■ Request 1
In the thread about naming a poodle "Rising From The Ashes," how many letters does ArreauStandardPoodle say that kennel name would leave for the actual names of any puppies?
■ Request 2
Pick up the forum thread on the poodle's registered name right after its final post, and write the next reply.

# Kyzer's AKC reg name, stack shots, etc..long post warning!



## AluePoodles (Jun 25, 2013)

So while doing a search on Pawvillge, I found 4 dogs with "Rising From The Ashes" in their names- 1 Belgian Malinios, 1 Dachshund, 1 Saluki, and 1 Siberian Husky. Back to the drawing board . 

-EDIT: Just kidding, those weren't the kennel names! So this name may be here to stick..hopefully.


----------



## spindledreams (Aug 7, 2012)

grin my brownie is Windswepts' Rise from the Ashes, call name Phoenix. His name has a lot of meaning to Angela as he was named by one of the folks that helped evacuate the grooming shop she was working at before it was taken by the Black Forest Fire shortly before he was born.


----------



## AluePoodles (Jun 25, 2013)

Variants of "Rising From The Ashes" seem to be very popular, but I've searched Google, Pawvillage, and OFFA and couldn't find any kennels with that name. I don't want to have a name someone else has, that's very important to me.


----------



## poolann (Jan 31, 2013)

Yes his rear legs are a bit far back. The bone from the hock down should be perpendicular to the floor. So you want the rear legs back just far enough to have a 90 degree angle. In an ideal rear end the tips of the toes would be below the hip joint. Hope that helps.


----------



## ArreauStandardPoodle (Sep 1, 2009)

Being allowed limited letters and spaces in a registered name, Rising From the Ashes is only going to allow for very short actual names for any puppies you produce. 8 letters to be exact.


----------



## outwest (May 1, 2011)

Take a handling class near you. They are a lot of fun and you will learn a lot! Rising from the ashes seems sad.  Of course, I know of a couple of people who have lost dogs in hideous fires so that is what comes to mind. You could shorten it to Ashes Rising or Rising Ashes. 

As far as stacking him- his tail should be straight up and his rear legs are too far back. He has a lovely long neck!


----------



## Carley's Mom (Oct 30, 2011)

I would not let any name cause me to look or not to look at your dogs, but I don't think the name sounds very positive. I think something more happy would be better IMHO.


----------



## AluePoodles (Jun 25, 2013)

Depending on what other people think of him and what I can dig up about his dam and sure and of course health testing, he probably won't sire a litter. I didn't think about future litters though way in the future.

■ Records provided
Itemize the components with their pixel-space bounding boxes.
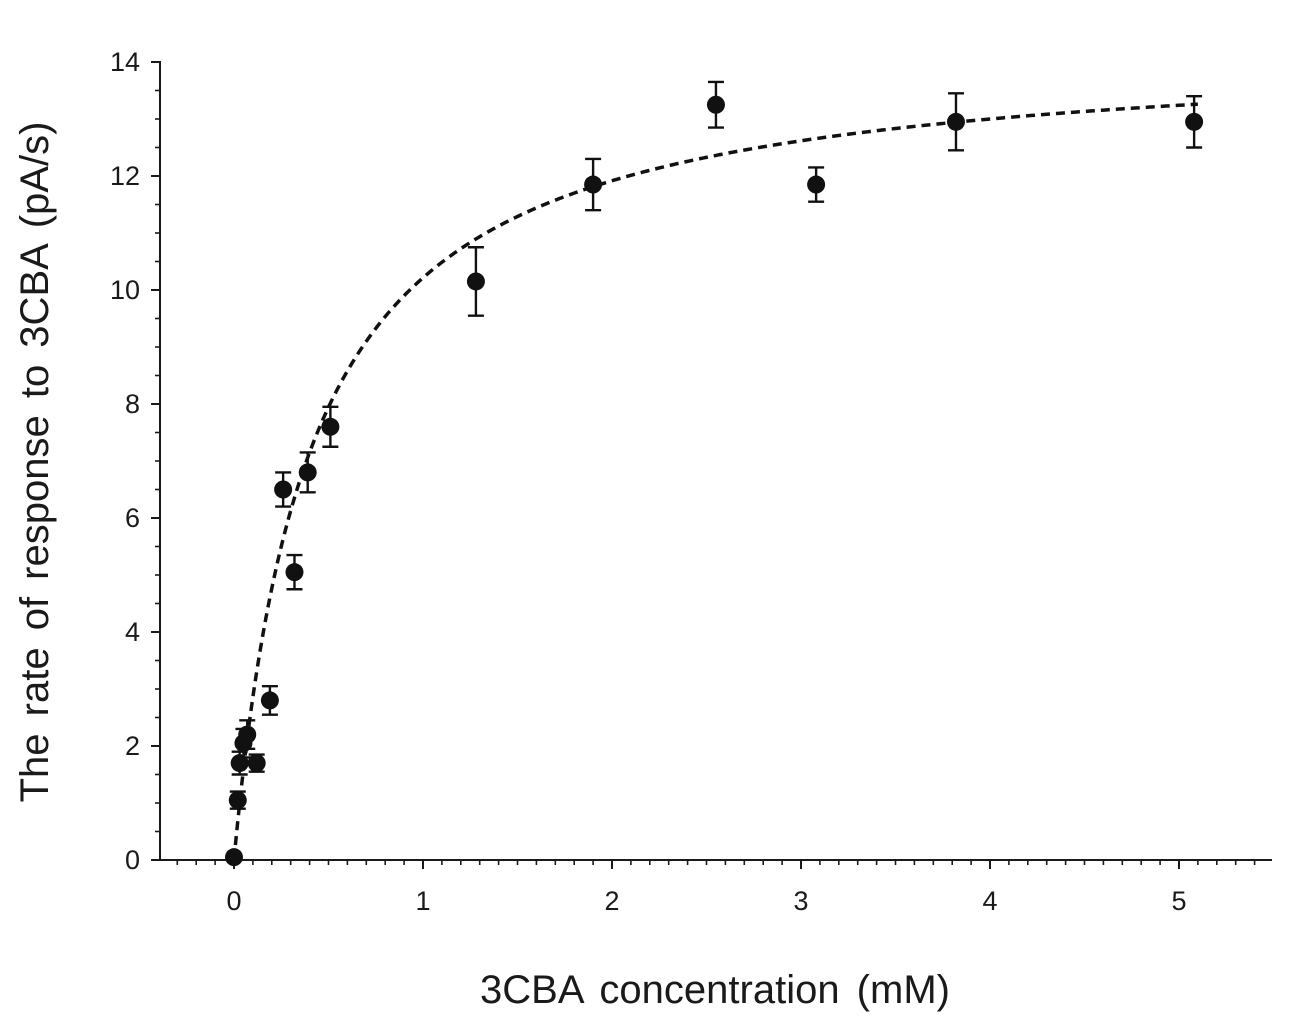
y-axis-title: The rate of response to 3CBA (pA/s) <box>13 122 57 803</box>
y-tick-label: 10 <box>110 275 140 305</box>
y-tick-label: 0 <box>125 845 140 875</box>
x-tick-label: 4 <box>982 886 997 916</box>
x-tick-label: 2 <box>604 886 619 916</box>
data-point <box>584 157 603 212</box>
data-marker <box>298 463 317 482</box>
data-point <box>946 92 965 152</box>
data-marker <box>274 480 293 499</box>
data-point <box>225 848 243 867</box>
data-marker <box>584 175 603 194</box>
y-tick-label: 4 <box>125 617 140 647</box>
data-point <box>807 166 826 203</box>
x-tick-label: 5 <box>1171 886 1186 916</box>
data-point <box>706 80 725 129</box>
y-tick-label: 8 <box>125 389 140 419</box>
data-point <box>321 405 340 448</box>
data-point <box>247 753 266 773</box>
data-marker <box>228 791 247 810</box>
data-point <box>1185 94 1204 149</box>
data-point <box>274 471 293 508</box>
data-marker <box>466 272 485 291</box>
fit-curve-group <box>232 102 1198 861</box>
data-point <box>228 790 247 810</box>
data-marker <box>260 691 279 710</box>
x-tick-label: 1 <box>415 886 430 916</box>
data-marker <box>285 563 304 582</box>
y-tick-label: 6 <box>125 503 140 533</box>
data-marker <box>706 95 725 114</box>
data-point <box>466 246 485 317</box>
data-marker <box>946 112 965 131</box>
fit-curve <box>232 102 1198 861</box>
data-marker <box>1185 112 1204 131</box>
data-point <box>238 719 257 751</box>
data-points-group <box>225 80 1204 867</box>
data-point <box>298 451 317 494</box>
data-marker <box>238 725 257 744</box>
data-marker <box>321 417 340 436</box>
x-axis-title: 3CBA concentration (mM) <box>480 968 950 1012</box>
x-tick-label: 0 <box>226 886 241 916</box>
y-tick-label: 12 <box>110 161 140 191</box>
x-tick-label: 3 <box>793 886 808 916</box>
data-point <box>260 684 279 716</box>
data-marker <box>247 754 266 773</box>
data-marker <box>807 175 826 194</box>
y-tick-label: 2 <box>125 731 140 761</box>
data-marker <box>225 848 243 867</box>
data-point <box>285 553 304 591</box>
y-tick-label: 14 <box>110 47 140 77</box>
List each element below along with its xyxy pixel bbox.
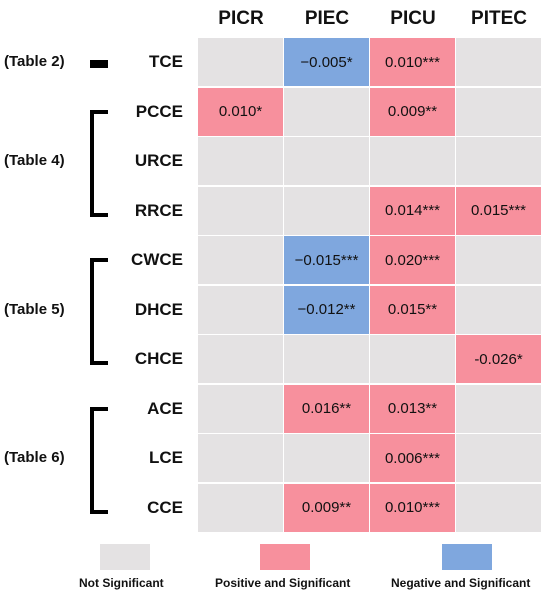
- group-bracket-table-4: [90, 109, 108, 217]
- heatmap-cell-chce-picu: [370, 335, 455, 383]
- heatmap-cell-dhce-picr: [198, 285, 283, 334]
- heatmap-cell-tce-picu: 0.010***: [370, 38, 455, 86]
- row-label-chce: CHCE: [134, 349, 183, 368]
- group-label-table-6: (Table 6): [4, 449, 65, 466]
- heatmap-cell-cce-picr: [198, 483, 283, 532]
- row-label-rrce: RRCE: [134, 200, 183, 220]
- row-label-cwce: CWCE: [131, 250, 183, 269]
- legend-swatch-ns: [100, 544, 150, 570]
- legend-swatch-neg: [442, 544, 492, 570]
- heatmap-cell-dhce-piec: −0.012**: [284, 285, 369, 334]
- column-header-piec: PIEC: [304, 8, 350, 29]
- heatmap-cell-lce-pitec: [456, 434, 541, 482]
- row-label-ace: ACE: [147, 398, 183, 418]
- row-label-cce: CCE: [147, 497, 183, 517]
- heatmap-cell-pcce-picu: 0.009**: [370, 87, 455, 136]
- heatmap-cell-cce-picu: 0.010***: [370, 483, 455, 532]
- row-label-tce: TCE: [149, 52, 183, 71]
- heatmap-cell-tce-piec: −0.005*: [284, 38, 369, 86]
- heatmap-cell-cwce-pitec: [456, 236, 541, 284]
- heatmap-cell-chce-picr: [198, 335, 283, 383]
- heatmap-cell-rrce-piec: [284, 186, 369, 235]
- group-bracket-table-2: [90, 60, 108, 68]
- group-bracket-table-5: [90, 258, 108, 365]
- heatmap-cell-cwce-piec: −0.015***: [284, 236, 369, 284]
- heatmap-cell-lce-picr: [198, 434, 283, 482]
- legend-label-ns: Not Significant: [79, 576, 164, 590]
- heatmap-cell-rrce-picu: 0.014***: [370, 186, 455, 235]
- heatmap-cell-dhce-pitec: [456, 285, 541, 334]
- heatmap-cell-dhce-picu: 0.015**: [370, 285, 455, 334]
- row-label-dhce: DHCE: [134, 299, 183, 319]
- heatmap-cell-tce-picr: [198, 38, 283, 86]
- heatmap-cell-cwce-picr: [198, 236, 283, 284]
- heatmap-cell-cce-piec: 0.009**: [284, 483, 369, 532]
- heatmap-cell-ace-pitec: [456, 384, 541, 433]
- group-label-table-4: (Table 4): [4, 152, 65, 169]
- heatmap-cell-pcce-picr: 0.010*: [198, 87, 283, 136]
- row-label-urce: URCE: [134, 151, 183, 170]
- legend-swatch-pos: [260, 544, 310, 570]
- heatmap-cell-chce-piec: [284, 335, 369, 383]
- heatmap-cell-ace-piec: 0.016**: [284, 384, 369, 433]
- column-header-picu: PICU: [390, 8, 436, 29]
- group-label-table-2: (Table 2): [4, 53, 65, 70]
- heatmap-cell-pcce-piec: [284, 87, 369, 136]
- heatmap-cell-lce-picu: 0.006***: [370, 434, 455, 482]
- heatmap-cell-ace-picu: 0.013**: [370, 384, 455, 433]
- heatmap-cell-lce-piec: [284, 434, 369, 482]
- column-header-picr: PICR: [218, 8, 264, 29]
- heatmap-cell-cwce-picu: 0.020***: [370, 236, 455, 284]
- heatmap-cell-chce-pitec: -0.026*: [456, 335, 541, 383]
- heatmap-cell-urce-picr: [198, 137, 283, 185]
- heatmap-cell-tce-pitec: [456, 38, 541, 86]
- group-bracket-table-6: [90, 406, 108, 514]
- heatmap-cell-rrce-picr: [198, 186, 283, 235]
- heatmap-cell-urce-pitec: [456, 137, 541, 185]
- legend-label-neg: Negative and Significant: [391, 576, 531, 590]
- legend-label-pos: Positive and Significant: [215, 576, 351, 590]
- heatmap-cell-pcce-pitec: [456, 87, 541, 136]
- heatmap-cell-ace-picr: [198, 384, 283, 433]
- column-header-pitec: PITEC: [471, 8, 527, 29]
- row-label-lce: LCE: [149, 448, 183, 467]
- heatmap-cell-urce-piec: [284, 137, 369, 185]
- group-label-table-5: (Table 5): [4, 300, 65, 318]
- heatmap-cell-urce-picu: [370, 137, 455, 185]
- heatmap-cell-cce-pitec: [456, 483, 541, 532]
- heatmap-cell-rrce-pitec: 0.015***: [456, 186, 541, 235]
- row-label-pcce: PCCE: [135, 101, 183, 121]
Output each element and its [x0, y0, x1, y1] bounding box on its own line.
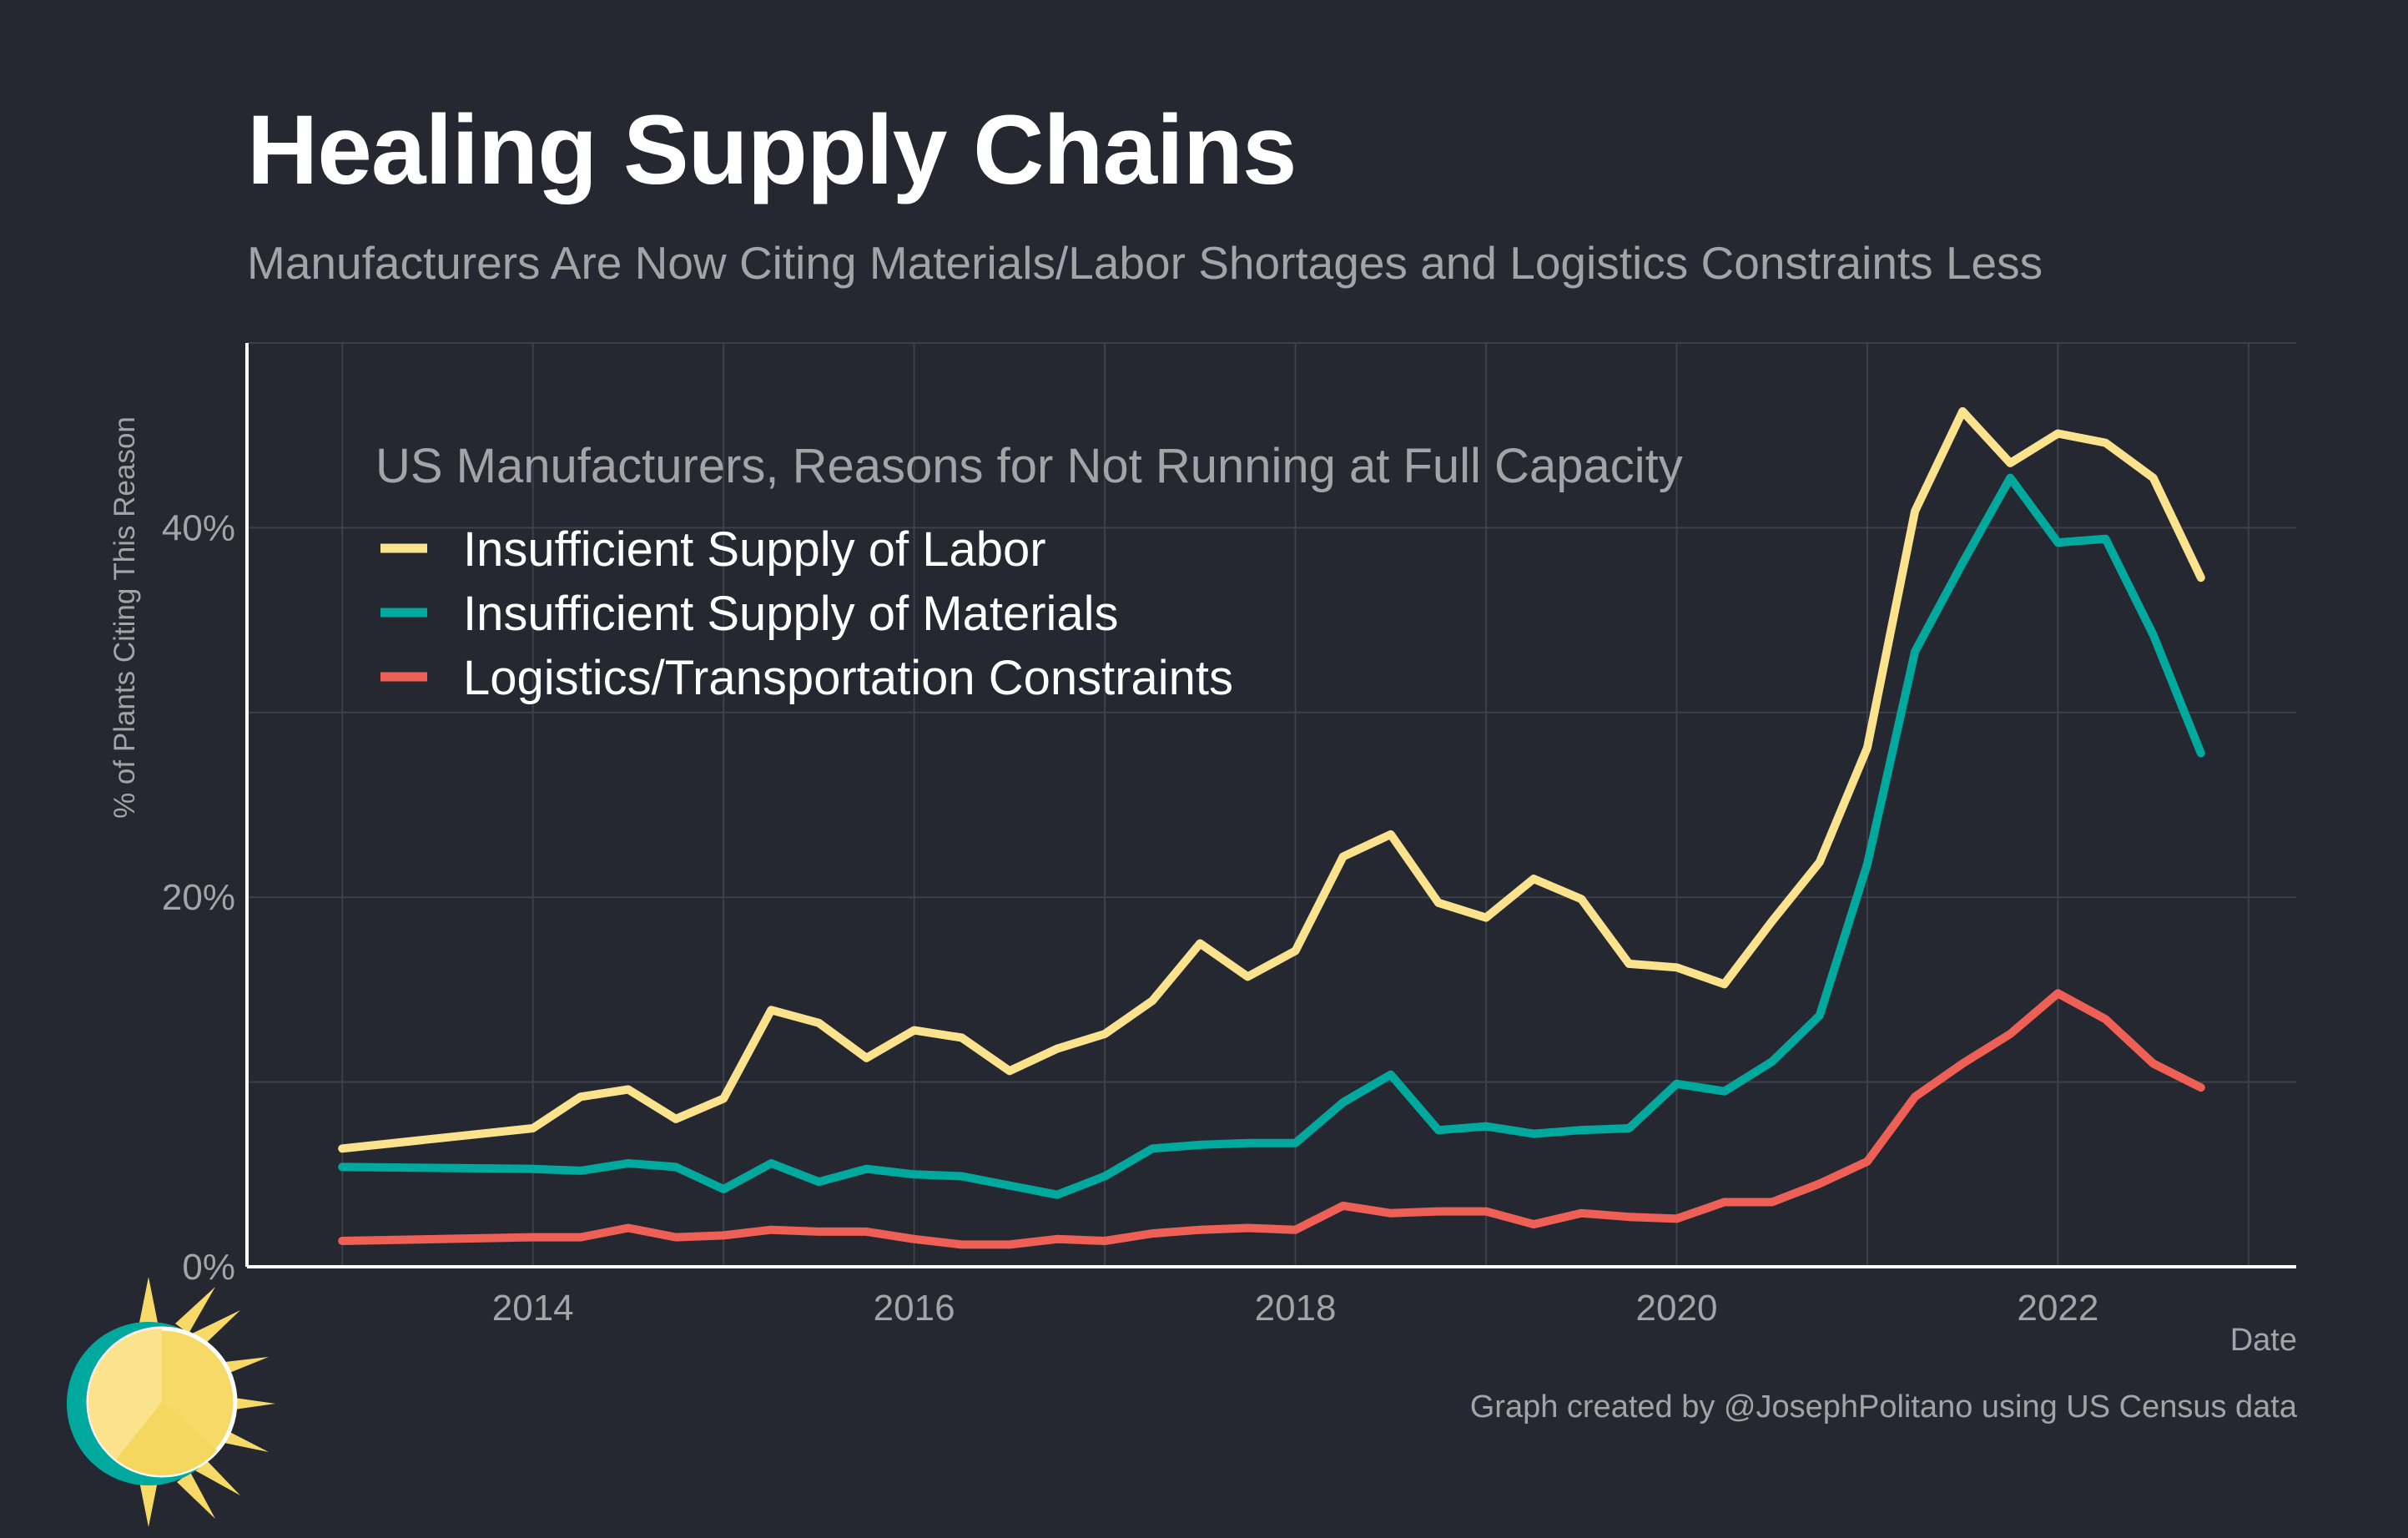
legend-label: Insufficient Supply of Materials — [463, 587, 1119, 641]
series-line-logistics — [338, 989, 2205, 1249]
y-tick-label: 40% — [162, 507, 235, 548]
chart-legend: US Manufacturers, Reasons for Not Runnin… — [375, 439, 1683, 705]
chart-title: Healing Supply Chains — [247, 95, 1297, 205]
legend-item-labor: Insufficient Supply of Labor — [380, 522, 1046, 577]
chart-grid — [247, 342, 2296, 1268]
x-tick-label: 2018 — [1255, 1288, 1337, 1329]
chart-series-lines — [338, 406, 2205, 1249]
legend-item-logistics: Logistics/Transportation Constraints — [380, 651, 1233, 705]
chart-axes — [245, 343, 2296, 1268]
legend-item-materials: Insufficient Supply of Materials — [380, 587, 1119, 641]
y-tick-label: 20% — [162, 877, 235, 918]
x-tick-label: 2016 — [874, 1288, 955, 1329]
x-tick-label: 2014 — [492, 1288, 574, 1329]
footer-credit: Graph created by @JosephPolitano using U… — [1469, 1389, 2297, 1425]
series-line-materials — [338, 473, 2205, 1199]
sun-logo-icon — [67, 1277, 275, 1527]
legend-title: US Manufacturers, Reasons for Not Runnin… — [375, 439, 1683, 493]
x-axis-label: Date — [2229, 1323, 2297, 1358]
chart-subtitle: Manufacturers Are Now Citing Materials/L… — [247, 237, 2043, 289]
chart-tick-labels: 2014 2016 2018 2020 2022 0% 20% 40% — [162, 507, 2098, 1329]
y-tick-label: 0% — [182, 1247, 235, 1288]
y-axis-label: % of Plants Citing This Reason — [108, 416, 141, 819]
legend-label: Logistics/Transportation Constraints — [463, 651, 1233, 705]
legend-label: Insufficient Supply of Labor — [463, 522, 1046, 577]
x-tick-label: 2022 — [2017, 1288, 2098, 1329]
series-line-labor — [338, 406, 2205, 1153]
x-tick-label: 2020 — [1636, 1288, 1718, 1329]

■ Answer 1
Eight letters.

■ Answer 2
I was attracted to that kennel name because of an..."altercation"? I had had with a very sneaky breeder who told me people "know about me" and how I'm basically on people's black list because I had investigated her claims of health testing her dogs..and I'm the bad person. I then got bombarded by her followers telling me how I'm such a horrible person and how I will never amount to anything in the dog world.


It didn't seem negative to me. To me, it was powerful. Like..you can kick me but you won't keep me down kind of thing. But, I see what you mean.

Yeah, trying to have my boyfriend hold him in the stack was not easy. I've been studying the illustrated standard and I've been trying very, very hard to pick his faults out. Plus I've been studying The Complete Poodle cover to cover again and again. I'm no where near ready to go out and pick my own bitch who complements a stud dog physically and pedigree wise. NO WHERE near. I would rather co own and learn under the wing of a mentor, then in 5ish years venture out.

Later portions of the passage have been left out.